### [Dataset excerpt]
--

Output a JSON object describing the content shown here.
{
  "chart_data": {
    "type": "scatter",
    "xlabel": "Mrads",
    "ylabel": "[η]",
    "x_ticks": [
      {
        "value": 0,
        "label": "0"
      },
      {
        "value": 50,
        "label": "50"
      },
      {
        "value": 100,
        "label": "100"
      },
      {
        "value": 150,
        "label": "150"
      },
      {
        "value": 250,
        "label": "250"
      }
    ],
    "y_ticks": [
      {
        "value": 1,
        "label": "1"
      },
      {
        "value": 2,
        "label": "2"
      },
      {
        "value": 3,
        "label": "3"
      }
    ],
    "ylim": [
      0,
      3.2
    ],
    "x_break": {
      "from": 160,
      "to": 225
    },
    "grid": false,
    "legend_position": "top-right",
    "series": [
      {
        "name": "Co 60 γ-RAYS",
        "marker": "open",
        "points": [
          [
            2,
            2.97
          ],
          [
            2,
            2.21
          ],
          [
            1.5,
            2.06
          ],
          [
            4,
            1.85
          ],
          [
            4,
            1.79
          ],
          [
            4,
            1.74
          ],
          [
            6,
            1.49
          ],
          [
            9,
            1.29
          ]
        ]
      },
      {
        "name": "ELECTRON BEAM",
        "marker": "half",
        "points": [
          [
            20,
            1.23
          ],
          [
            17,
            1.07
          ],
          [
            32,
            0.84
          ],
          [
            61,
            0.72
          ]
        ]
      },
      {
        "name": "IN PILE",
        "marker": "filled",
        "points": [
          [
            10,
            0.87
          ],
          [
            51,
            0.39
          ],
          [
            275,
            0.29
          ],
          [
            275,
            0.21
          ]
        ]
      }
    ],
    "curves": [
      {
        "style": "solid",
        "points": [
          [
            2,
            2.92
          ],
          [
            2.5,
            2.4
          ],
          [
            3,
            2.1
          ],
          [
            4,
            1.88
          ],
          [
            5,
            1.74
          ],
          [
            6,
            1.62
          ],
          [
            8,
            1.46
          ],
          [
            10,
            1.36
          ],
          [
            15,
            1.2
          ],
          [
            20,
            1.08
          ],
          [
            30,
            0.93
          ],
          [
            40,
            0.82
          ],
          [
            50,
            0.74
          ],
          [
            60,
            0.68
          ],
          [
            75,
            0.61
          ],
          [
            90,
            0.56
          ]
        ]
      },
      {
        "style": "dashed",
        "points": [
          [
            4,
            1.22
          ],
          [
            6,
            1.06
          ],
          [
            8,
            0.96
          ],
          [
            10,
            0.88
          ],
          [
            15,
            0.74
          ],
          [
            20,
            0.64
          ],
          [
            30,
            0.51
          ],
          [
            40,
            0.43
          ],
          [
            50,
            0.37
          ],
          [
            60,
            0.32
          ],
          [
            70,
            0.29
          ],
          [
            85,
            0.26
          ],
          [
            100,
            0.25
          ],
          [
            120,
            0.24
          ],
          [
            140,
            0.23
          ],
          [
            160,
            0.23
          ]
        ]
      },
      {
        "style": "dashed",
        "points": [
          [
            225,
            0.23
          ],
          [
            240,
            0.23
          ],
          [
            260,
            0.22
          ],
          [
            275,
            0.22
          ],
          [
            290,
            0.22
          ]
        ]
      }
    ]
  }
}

--

### [Directions for this task]
Using the data above, return each line exactly as written.

### [Exercise solution]
Output a JSON object describing the content shown here.
{
  "chart_data": {
    "type": "scatter",
    "xlabel": "Mrads",
    "ylabel": "[η]",
    "x_ticks": [
      {
        "value": 0,
        "label": "0"
      },
      {
        "value": 50,
        "label": "50"
      },
      {
        "value": 100,
        "label": "100"
      },
      {
        "value": 150,
        "label": "150"
      },
      {
        "value": 250,
        "label": "250"
      }
    ],
    "y_ticks": [
      {
        "value": 1,
        "label": "1"
      },
      {
        "value": 2,
        "label": "2"
      },
      {
        "value": 3,
        "label": "3"
      }
    ],
    "ylim": [
      0,
      3.2
    ],
    "x_break": {
      "from": 160,
      "to": 225
    },
    "grid": false,
    "legend_position": "top-right",
    "series": [
      {
        "name": "Co 60 γ-RAYS",
        "marker": "open",
        "points": [
          [
            2,
            2.97
          ],
          [
            2,
            2.21
          ],
          [
            1.5,
            2.06
          ],
          [
            4,
            1.85
          ],
          [
            4,
            1.79
          ],
          [
            4,
            1.74
          ],
          [
            6,
            1.49
          ],
          [
            9,
            1.29
          ]
        ]
      },
      {
        "name": "ELECTRON BEAM",
        "marker": "half",
        "points": [
          [
            20,
            1.23
          ],
          [
            17,
            1.07
          ],
          [
            32,
            0.84
          ],
          [
            61,
            0.72
          ]
        ]
      },
      {
        "name": "IN PILE",
        "marker": "filled",
        "points": [
          [
            10,
            0.87
          ],
          [
            51,
            0.39
          ],
          [
            275,
            0.29
          ],
          [
            275,
            0.21
          ]
        ]
      }
    ],
    "curves": [
      {
        "style": "solid",
        "points": [
          [
            2,
            2.92
          ],
          [
            2.5,
            2.4
          ],
          [
            3,
            2.1
          ],
          [
            4,
            1.88
          ],
          [
            5,
            1.74
          ],
          [
            6,
            1.62
          ],
          [
            8,
            1.46
          ],
          [
            10,
            1.36
          ],
          [
            15,
            1.2
          ],
          [
            20,
            1.08
          ],
          [
            30,
            0.93
          ],
          [
            40,
            0.82
          ],
          [
            50,
            0.74
          ],
          [
            60,
            0.68
          ],
          [
            75,
            0.61
          ],
          [
            90,
            0.56
          ]
        ]
      },
      {
        "style": "dashed",
        "points": [
          [
            4,
            1.22
          ],
          [
            6,
            1.06
          ],
          [
            8,
            0.96
          ],
          [
            10,
            0.88
          ],
          [
            15,
            0.74
          ],
          [
            20,
            0.64
          ],
          [
            30,
            0.51
          ],
          [
            40,
            0.43
          ],
          [
            50,
            0.37
          ],
          [
            60,
            0.32
          ],
          [
            70,
            0.29
          ],
          [
            85,
            0.26
          ],
          [
            100,
            0.25
          ],
          [
            120,
            0.24
          ],
          [
            140,
            0.23
          ],
          [
            160,
            0.23
          ]
        ]
      },
      {
        "style": "dashed",
        "points": [
          [
            225,
            0.23
          ],
          [
            240,
            0.23
          ],
          [
            260,
            0.22
          ],
          [
            275,
            0.22
          ],
          [
            290,
            0.22
          ]
        ]
      }
    ]
  }
}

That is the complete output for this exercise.